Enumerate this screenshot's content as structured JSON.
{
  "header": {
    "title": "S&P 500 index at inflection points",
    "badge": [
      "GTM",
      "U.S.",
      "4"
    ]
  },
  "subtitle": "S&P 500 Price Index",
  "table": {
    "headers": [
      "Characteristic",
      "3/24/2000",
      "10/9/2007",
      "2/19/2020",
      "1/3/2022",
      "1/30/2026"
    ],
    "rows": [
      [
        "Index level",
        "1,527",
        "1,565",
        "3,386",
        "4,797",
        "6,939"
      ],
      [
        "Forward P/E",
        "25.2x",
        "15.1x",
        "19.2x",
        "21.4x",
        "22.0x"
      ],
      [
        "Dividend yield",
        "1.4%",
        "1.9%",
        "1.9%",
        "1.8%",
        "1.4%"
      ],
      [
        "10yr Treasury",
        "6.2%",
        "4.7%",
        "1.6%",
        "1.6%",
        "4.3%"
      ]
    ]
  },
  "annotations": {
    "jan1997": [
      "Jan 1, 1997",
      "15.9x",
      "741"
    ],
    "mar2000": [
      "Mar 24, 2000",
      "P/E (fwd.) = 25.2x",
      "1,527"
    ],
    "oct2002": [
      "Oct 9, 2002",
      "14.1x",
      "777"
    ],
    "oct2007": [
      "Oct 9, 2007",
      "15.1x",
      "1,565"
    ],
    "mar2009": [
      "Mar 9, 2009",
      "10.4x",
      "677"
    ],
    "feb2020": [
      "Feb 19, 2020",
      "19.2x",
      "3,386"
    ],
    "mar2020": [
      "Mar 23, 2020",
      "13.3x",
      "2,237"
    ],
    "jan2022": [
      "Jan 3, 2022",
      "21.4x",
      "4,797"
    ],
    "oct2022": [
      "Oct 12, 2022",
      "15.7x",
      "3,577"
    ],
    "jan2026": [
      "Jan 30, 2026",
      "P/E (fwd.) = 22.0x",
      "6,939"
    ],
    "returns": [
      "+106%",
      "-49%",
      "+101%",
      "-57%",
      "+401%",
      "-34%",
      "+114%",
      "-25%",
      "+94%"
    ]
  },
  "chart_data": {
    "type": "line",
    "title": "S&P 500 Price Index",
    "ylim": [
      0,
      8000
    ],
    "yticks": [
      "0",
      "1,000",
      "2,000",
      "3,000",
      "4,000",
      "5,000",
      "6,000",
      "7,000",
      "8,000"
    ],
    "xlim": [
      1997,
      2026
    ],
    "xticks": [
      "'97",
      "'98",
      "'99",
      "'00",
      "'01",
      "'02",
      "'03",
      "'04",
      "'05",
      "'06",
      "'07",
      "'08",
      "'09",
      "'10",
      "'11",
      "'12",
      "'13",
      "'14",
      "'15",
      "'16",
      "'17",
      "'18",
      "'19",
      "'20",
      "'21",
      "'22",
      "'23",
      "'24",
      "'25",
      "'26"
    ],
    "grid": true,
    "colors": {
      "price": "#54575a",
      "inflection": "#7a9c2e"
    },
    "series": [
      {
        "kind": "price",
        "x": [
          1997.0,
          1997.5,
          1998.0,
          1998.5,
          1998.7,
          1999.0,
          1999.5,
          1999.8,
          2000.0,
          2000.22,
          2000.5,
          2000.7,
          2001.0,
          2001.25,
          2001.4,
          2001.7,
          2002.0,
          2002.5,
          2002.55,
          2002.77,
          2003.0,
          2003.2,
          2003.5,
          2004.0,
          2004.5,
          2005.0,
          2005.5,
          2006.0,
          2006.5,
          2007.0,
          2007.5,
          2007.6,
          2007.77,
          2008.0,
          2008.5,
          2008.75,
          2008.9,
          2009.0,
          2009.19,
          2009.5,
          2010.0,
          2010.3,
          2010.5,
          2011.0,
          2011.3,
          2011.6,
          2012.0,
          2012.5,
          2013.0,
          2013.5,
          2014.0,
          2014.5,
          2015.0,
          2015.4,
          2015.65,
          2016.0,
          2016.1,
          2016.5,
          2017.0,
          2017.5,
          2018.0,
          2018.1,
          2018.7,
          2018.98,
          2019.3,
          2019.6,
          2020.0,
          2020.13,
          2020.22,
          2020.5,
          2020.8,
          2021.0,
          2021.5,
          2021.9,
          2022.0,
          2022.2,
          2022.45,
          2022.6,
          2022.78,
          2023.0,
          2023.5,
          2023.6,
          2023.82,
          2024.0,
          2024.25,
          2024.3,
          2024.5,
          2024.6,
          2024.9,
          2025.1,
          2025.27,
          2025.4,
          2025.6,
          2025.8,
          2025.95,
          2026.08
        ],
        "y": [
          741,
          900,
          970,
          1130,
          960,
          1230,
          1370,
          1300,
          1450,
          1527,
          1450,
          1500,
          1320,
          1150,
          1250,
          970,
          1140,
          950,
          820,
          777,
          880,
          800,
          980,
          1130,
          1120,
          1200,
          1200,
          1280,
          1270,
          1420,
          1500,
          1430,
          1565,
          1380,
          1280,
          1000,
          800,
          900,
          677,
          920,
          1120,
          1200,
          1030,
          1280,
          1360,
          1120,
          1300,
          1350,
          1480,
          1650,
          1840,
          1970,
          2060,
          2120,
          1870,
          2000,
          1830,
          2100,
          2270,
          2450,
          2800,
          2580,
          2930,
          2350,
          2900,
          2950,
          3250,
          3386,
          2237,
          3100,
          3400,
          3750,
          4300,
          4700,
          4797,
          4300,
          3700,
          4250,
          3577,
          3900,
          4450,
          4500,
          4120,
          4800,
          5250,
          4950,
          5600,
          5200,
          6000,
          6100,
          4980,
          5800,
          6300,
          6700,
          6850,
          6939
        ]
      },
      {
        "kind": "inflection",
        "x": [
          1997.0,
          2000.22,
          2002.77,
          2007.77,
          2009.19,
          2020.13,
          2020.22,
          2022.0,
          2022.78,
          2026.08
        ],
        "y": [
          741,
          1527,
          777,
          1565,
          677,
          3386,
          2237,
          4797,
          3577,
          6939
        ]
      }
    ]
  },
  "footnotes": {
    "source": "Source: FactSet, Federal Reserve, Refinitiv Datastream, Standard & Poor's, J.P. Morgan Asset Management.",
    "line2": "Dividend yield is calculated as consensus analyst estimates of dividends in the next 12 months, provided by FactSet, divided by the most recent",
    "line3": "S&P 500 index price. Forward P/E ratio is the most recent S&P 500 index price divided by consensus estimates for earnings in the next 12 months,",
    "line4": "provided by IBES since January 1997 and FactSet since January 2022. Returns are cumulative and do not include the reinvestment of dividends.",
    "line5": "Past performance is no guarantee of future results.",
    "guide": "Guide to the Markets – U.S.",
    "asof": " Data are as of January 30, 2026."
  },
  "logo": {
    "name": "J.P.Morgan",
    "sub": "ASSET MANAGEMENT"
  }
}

What is being asked:
Within the data above, pick out all lines holding the word "January".

Result:
    "line4": "provided by IBES since January 1997 and FactSet since January 2022. Returns are cumulative and do not include the reinvestment of dividends.",
    "asof": " Data are as of January 30, 2026."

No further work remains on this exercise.